§ **THE REQUEST**: Put every row below into a Markdown table with the columns "No." and "Row", numbering them in order and skipping blank lines.

§ **RECORDS SHOWN**:

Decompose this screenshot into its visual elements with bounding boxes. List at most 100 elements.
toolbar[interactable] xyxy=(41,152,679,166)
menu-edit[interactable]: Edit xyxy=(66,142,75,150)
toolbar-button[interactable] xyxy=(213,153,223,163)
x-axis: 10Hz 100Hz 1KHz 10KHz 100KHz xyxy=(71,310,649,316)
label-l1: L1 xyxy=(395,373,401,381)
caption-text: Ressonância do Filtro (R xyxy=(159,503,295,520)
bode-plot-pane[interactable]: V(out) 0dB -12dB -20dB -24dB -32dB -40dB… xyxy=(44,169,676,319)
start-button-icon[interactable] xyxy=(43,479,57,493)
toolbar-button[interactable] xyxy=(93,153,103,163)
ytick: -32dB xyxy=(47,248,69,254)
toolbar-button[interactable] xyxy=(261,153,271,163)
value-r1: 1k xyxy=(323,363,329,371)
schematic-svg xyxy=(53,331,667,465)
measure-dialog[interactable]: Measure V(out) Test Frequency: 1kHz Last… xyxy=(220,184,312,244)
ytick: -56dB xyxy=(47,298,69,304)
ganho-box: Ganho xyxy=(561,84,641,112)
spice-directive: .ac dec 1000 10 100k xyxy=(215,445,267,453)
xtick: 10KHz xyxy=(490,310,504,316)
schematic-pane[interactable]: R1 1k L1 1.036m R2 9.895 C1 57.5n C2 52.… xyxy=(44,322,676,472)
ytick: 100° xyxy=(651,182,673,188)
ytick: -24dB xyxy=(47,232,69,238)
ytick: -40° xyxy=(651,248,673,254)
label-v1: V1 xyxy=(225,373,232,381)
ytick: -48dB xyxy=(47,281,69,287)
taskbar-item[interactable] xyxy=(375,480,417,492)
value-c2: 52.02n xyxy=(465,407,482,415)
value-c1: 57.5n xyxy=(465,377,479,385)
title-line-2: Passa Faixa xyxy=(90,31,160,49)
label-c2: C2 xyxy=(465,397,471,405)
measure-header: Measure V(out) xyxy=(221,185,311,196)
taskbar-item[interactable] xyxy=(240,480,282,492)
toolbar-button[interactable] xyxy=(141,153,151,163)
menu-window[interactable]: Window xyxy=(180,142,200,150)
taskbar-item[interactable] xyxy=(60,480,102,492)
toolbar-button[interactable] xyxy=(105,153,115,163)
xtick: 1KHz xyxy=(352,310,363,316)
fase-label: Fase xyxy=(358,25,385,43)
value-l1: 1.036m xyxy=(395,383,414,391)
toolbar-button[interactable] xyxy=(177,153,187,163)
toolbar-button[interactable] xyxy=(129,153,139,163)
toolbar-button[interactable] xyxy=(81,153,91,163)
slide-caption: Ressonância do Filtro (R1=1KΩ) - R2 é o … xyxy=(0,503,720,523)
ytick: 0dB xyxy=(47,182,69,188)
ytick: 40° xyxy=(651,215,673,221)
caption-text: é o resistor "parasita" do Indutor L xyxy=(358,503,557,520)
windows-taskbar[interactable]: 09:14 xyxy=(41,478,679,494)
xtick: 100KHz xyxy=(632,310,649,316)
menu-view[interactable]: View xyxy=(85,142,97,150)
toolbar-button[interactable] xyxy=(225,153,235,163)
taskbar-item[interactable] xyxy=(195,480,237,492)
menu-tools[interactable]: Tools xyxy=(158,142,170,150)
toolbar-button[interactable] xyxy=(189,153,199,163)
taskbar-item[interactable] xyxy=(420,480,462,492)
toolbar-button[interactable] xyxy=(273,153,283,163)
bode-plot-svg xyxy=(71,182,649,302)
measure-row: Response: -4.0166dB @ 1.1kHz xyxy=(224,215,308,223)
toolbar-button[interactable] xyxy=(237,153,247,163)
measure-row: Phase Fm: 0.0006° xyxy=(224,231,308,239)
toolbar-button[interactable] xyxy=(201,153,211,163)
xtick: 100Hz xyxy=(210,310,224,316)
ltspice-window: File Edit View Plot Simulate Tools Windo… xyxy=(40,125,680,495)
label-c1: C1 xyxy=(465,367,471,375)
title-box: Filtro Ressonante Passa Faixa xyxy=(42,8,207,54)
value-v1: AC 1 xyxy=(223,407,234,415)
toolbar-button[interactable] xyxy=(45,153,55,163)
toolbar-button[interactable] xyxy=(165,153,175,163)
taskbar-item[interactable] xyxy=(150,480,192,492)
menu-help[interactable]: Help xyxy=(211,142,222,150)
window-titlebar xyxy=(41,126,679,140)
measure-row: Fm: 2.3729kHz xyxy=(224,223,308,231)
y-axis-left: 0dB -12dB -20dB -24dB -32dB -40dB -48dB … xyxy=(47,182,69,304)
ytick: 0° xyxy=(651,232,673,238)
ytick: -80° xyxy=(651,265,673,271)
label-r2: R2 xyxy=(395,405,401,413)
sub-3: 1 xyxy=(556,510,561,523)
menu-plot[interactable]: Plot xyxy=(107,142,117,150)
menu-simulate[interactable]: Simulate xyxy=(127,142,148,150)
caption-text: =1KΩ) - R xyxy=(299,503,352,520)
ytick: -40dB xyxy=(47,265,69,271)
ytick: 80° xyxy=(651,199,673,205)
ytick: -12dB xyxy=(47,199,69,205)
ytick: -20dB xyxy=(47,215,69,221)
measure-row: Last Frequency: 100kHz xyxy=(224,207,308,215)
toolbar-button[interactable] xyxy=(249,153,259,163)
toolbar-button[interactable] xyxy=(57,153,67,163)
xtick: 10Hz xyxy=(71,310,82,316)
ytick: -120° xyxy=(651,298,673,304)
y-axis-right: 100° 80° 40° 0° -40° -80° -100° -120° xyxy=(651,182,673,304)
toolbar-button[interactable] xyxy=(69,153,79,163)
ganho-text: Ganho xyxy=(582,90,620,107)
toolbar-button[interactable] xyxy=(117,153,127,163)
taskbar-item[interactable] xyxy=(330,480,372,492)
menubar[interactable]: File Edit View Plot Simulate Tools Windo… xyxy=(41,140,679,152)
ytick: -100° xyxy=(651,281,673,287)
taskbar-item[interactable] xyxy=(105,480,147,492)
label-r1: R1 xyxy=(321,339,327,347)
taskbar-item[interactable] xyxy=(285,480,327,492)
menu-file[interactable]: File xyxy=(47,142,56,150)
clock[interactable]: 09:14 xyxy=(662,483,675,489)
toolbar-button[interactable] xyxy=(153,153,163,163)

§ **CORRECT ANSWER**:
| No. | Row |
|---|---|
| 1 | Decompose this screenshot into its visual elements with bounding boxes. List at most 100 elements. |
| 2 | toolbar[interactable] xyxy=(41,152,679,166) |
| 3 | menu-edit[interactable]: Edit xyxy=(66,142,75,150) |
| 4 | toolbar-button[interactable] xyxy=(213,153,223,163) |
| 5 | x-axis: 10Hz 100Hz 1KHz 10KHz 100KHz xyxy=(71,310,649,316) |
| 6 | label-l1: L1 xyxy=(395,373,401,381) |
| 7 | caption-text: Ressonância do Filtro (R xyxy=(159,503,295,520) |
| 8 | bode-plot-pane[interactable]: V(out) 0dB -12dB -20dB -24dB -32dB -40dB… xyxy=(44,169,676,319) |
| 9 | start-button-icon[interactable] xyxy=(43,479,57,493) |
| 10 | toolbar-button[interactable] xyxy=(93,153,103,163) |
| 11 | ytick: -32dB xyxy=(47,248,69,254) |
| 12 | toolbar-button[interactable] xyxy=(261,153,271,163) |
| 13 | value-r1: 1k xyxy=(323,363,329,371) |
| 14 | schematic-svg xyxy=(53,331,667,465) |
| 15 | measure-dialog[interactable]: Measure V(out) Test Frequency: 1kHz Last… xyxy=(220,184,312,244) |
| 16 | ytick: -56dB xyxy=(47,298,69,304) |
| 17 | ganho-box: Ganho xyxy=(561,84,641,112) |
| 18 | spice-directive: .ac dec 1000 10 100k xyxy=(215,445,267,453) |
| 19 | xtick: 10KHz xyxy=(490,310,504,316) |
| 20 | schematic-pane[interactable]: R1 1k L1 1.036m R2 9.895 C1 57.5n C2 52.… xyxy=(44,322,676,472) |
| 21 | ytick: 100° xyxy=(651,182,673,188) |
| 22 | ytick: -24dB xyxy=(47,232,69,238) |
| 23 | ytick: -40° xyxy=(651,248,673,254) |
| 24 | label-v1: V1 xyxy=(225,373,232,381) |
| 25 | ytick: -48dB xyxy=(47,281,69,287) |
| 26 | taskbar-item[interactable] xyxy=(375,480,417,492) |
| 27 | value-c2: 52.02n xyxy=(465,407,482,415) |
| 28 | value-c1: 57.5n xyxy=(465,377,479,385) |
| 29 | title-line-2: Passa Faixa xyxy=(90,31,160,49) |
| 30 | label-c2: C2 xyxy=(465,397,471,405) |
| 31 | measure-header: Measure V(out) xyxy=(221,185,311,196) |
| 32 | taskbar-item[interactable] xyxy=(240,480,282,492) |
| 33 | toolbar-button[interactable] xyxy=(141,153,151,163) |
| 34 | menu-window[interactable]: Window xyxy=(180,142,200,150) |
| 35 | taskbar-item[interactable] xyxy=(60,480,102,492) |
| 36 | toolbar-button[interactable] xyxy=(105,153,115,163) |
| 37 | xtick: 1KHz xyxy=(352,310,363,316) |
| 38 | fase-label: Fase xyxy=(358,25,385,43) |
| 39 | value-l1: 1.036m xyxy=(395,383,414,391) |
| 40 | toolbar-button[interactable] xyxy=(177,153,187,163) |
| 41 | toolbar-button[interactable] xyxy=(129,153,139,163) |
| 42 | toolbar-button[interactable] xyxy=(81,153,91,163) |
| 43 | slide-caption: Ressonância do Filtro (R1=1KΩ) - R2 é o … xyxy=(0,503,720,523) |
| 44 | ytick: 0dB xyxy=(47,182,69,188) |
| 45 | ytick: 40° xyxy=(651,215,673,221) |
| 46 | caption-text: é o resistor "parasita" do Indutor L xyxy=(358,503,557,520) |
| 47 | windows-taskbar[interactable]: 09:14 xyxy=(41,478,679,494) |
| 48 | xtick: 100KHz xyxy=(632,310,649,316) |
| 49 | menu-view[interactable]: View xyxy=(85,142,97,150) |
| 50 | toolbar-button[interactable] xyxy=(225,153,235,163) |
| 51 | taskbar-item[interactable] xyxy=(195,480,237,492) |
| 52 | menu-tools[interactable]: Tools xyxy=(158,142,170,150) |
| 53 | toolbar-button[interactable] xyxy=(189,153,199,163) |
| 54 | taskbar-item[interactable] xyxy=(420,480,462,492) |
| 55 | toolbar-button[interactable] xyxy=(273,153,283,163) |
| 56 | bode-plot-svg xyxy=(71,182,649,302) |
| 57 | measure-row: Response: -4.0166dB @ 1.1kHz xyxy=(224,215,308,223) |
| 58 | toolbar-button[interactable] xyxy=(237,153,247,163) |
| 59 | measure-row: Phase Fm: 0.0006° xyxy=(224,231,308,239) |
| 60 | toolbar-button[interactable] xyxy=(201,153,211,163) |
| 61 | xtick: 100Hz xyxy=(210,310,224,316) |
| 62 | ltspice-window: File Edit View Plot Simulate Tools Windo… xyxy=(40,125,680,495) |
| 63 | label-c1: C1 xyxy=(465,367,471,375) |
| 64 | title-box: Filtro Ressonante Passa Faixa xyxy=(42,8,207,54) |
| 65 | value-v1: AC 1 xyxy=(223,407,234,415) |
| 66 | toolbar-button[interactable] xyxy=(45,153,55,163) |
| 67 | toolbar-button[interactable] xyxy=(165,153,175,163) |
| 68 | taskbar-item[interactable] xyxy=(150,480,192,492) |
| 69 | menu-help[interactable]: Help xyxy=(211,142,222,150) |
| 70 | window-titlebar xyxy=(41,126,679,140) |
| 71 | measure-row: Fm: 2.3729kHz xyxy=(224,223,308,231) |
| 72 | y-axis-left: 0dB -12dB -20dB -24dB -32dB -40dB -48dB … xyxy=(47,182,69,304) |
| 73 | ytick: 0° xyxy=(651,232,673,238) |
| 74 | ytick: -80° xyxy=(651,265,673,271) |
| 75 | label-r2: R2 xyxy=(395,405,401,413) |
| 76 | sub-3: 1 xyxy=(556,510,561,523) |
| 77 | menu-plot[interactable]: Plot xyxy=(107,142,117,150) |
| 78 | menu-simulate[interactable]: Simulate xyxy=(127,142,148,150) |
| 79 | caption-text: =1KΩ) - R xyxy=(299,503,352,520) |
| 80 | ytick: -40dB xyxy=(47,265,69,271) |
| 81 | ytick: 80° xyxy=(651,199,673,205) |
| 82 | ytick: -12dB xyxy=(47,199,69,205) |
| 83 | ytick: -20dB xyxy=(47,215,69,221) |
| 84 | measure-row: Last Frequency: 100kHz xyxy=(224,207,308,215) |
| 85 | toolbar-button[interactable] xyxy=(249,153,259,163) |
| 86 | toolbar-button[interactable] xyxy=(57,153,67,163) |
| 87 | xtick: 10Hz xyxy=(71,310,82,316) |
| 88 | ytick: -120° xyxy=(651,298,673,304) |
| 89 | y-axis-right: 100° 80° 40° 0° -40° -80° -100° -120° xyxy=(651,182,673,304) |
| 90 | toolbar-button[interactable] xyxy=(69,153,79,163) |
| 91 | ganho-text: Ganho xyxy=(582,90,620,107) |
| 92 | toolbar-button[interactable] xyxy=(117,153,127,163) |
| 93 | taskbar-item[interactable] xyxy=(330,480,372,492) |
| 94 | menubar[interactable]: File Edit View Plot Simulate Tools Windo… xyxy=(41,140,679,152) |
| 95 | ytick: -100° xyxy=(651,281,673,287) |
| 96 | taskbar-item[interactable] xyxy=(105,480,147,492) |
| 97 | label-r1: R1 xyxy=(321,339,327,347) |
| 98 | taskbar-item[interactable] xyxy=(285,480,327,492) |
| 99 | menu-file[interactable]: File xyxy=(47,142,56,150) |
| 100 | clock[interactable]: 09:14 xyxy=(662,483,675,489) |
| 101 | toolbar-button[interactable] xyxy=(153,153,163,163) |